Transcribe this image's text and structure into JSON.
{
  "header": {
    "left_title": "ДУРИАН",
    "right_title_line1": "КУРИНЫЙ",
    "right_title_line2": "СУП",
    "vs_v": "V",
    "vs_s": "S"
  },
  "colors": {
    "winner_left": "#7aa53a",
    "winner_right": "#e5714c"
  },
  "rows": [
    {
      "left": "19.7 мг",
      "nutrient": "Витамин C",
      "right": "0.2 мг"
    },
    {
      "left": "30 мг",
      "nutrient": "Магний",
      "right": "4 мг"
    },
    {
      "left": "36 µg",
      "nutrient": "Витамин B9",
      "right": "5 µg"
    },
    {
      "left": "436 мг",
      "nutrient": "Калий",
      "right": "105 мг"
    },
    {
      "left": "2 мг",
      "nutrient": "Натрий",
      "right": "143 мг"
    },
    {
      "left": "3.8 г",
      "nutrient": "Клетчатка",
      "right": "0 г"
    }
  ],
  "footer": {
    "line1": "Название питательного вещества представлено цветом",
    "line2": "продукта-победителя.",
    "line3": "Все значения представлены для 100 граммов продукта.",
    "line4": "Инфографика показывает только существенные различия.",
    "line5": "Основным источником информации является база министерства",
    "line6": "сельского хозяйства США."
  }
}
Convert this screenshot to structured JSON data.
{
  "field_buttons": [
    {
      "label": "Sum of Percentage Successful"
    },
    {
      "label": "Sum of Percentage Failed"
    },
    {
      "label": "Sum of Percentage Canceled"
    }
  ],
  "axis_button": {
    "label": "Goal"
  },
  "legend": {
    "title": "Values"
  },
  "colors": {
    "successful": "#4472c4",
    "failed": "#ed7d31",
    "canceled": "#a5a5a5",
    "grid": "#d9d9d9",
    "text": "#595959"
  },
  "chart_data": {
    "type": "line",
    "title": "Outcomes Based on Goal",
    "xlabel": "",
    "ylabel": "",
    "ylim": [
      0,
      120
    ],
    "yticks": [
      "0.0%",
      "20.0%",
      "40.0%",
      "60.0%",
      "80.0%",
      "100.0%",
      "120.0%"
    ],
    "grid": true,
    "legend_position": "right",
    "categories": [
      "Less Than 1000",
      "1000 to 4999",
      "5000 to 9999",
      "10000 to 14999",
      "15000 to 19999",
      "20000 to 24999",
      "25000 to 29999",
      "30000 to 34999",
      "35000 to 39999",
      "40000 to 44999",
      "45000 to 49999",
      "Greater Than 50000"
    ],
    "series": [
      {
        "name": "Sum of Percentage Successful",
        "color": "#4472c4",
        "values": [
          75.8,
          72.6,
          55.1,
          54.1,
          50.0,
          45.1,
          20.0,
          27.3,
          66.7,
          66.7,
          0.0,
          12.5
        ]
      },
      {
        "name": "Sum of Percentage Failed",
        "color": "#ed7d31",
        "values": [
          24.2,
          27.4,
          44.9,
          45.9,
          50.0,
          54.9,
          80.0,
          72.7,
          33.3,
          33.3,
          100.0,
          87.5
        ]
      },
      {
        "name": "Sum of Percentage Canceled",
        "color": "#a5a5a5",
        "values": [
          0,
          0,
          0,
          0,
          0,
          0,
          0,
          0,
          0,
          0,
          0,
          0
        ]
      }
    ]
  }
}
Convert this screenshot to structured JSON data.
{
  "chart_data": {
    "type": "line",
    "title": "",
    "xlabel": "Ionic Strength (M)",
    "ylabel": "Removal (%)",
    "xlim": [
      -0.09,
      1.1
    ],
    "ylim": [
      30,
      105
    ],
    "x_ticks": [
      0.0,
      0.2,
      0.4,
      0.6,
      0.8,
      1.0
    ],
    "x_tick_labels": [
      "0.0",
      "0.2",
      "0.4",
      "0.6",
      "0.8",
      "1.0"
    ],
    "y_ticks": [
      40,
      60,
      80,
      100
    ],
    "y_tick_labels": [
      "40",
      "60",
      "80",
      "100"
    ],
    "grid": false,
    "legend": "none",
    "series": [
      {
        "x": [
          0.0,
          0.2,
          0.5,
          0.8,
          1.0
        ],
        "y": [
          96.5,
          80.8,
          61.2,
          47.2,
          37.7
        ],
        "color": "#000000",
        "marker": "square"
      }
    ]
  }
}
◆ ◆ ◆ ◆ ◆ ◆ ◆
State how many lines of the material contain the string "name", with no other words.

3